-- Given instruction --
Go through the data below. Pull out every line that has the word "this".

-- Items listed in a dataset --

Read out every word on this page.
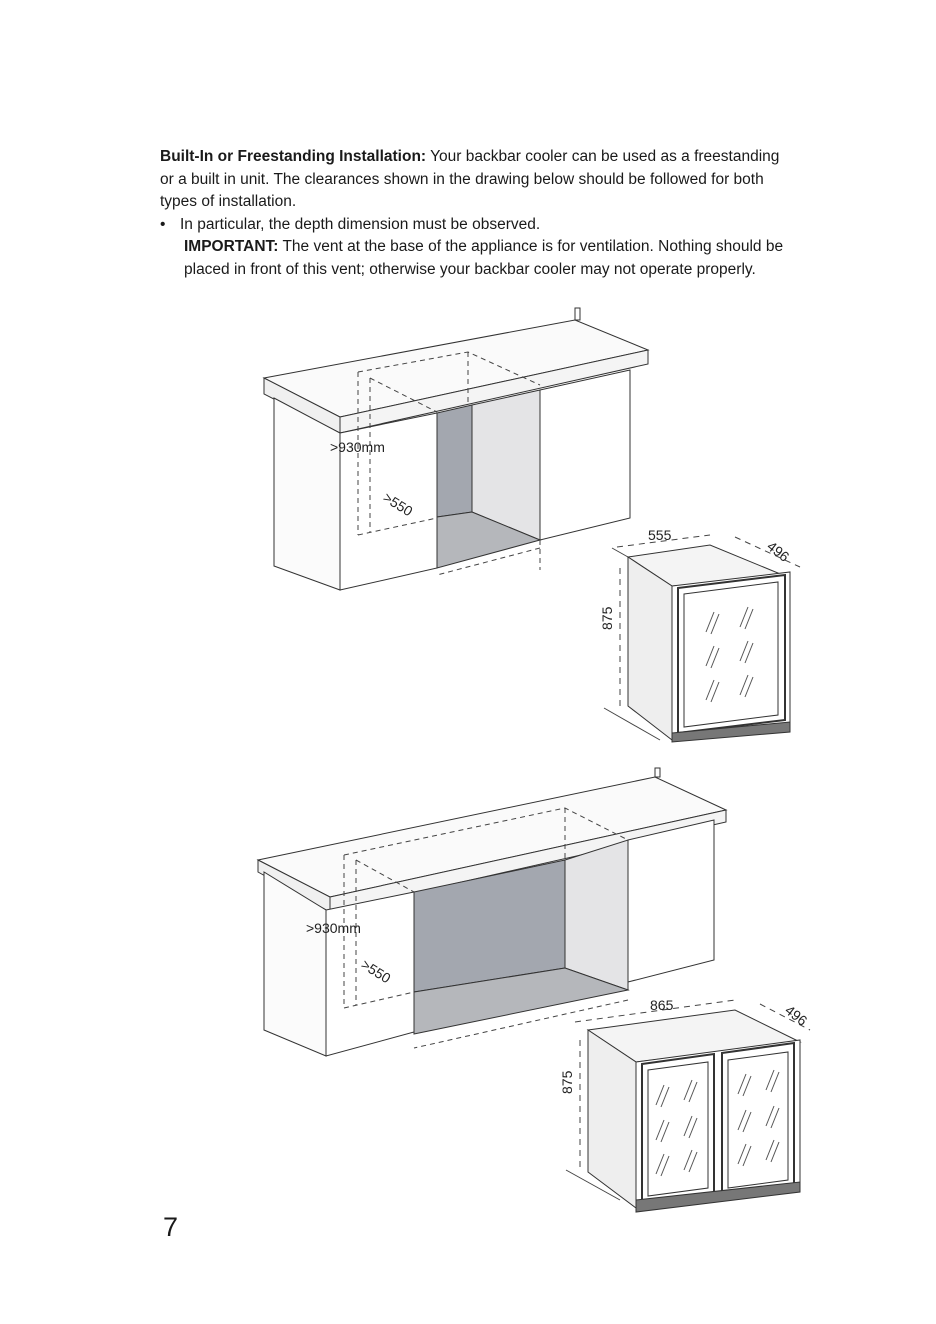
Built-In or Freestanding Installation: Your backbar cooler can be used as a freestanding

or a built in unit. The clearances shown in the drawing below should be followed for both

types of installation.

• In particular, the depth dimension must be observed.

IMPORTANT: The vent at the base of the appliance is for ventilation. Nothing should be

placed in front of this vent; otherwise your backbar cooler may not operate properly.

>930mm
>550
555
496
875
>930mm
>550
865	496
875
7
==
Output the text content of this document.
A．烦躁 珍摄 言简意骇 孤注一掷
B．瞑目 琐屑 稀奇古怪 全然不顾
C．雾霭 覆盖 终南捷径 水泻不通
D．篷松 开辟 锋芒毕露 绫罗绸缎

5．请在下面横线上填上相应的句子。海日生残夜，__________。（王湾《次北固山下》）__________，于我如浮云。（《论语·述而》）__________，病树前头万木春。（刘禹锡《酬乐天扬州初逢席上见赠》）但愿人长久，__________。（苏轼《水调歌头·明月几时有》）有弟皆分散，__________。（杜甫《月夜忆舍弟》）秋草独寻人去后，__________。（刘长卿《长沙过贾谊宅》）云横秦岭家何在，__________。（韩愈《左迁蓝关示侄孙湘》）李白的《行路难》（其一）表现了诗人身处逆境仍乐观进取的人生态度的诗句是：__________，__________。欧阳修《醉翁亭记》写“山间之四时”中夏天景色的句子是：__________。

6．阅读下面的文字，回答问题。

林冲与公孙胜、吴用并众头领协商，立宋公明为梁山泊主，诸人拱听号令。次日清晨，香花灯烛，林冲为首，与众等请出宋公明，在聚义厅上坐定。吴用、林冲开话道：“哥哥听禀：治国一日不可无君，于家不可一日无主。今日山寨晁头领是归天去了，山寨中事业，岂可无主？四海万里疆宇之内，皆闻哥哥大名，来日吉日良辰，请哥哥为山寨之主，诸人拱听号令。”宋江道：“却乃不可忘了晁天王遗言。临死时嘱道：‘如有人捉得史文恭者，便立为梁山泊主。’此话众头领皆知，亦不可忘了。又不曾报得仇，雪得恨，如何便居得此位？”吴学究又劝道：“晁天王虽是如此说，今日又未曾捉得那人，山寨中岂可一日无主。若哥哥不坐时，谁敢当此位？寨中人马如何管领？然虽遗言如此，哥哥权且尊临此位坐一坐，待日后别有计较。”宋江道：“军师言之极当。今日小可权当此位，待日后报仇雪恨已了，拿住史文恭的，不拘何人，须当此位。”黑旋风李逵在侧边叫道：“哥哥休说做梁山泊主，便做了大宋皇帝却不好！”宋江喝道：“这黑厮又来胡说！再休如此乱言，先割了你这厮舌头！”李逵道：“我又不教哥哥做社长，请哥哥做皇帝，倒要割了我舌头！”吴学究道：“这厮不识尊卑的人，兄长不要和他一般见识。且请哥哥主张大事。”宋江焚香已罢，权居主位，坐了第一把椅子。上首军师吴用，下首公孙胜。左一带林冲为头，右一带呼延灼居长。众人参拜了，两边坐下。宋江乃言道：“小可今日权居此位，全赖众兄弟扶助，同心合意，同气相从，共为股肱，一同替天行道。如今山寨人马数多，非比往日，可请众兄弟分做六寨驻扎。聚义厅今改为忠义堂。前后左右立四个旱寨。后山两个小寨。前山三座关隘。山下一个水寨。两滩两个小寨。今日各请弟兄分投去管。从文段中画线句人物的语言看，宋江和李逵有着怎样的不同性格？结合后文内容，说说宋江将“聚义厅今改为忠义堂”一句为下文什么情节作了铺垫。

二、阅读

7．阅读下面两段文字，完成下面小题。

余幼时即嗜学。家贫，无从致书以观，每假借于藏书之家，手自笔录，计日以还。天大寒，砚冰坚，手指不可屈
* * *
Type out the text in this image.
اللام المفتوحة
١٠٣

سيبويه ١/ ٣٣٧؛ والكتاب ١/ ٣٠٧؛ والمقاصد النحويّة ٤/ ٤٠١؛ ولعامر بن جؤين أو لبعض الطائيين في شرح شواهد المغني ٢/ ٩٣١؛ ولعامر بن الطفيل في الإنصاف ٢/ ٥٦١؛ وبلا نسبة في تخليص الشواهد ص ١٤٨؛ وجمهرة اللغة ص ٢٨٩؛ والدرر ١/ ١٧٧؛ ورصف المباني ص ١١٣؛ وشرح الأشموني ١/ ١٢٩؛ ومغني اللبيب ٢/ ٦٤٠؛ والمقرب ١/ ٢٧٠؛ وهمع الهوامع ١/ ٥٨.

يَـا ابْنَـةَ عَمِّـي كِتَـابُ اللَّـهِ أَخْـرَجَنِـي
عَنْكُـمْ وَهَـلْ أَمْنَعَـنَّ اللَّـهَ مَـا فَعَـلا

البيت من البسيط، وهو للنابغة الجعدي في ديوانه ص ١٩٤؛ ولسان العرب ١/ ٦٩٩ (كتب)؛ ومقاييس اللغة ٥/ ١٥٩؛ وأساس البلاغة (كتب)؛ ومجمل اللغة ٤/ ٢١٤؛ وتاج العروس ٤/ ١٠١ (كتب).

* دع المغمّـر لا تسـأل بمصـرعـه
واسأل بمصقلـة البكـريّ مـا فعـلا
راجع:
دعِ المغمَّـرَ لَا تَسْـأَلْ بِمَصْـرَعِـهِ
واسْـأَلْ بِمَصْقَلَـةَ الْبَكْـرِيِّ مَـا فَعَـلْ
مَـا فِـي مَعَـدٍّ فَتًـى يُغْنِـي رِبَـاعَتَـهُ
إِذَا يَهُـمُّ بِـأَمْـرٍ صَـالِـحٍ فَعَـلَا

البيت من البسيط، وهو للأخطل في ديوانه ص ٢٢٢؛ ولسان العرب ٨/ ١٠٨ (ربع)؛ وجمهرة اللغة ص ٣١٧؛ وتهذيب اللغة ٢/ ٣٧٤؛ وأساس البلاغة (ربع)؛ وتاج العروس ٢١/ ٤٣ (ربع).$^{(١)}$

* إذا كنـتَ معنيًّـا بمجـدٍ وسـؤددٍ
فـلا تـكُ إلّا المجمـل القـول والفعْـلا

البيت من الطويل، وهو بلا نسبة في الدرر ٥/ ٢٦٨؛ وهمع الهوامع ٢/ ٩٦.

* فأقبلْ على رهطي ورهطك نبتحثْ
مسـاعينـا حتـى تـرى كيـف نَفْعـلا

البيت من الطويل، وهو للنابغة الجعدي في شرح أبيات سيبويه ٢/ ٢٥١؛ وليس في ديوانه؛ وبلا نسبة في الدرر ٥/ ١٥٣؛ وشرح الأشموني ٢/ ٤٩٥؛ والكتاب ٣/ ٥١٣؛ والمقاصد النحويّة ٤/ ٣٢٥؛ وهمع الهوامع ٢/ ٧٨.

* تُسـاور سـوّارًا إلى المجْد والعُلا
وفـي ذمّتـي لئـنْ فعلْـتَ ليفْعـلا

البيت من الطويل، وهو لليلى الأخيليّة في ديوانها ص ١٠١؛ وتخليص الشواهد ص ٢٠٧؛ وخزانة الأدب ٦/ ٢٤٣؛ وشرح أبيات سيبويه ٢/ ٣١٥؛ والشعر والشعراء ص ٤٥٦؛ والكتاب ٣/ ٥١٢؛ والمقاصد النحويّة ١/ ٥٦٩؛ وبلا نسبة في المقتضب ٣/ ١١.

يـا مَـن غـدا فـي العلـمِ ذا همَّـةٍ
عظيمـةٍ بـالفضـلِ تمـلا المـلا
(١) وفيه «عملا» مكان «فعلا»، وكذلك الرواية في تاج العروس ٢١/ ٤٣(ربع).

-- Result below --
Read out every word on this page.
placed in front of this vent; otherwise your backbar cooler may not operate properly.
Output the text content of this document.
Type out the text in this image.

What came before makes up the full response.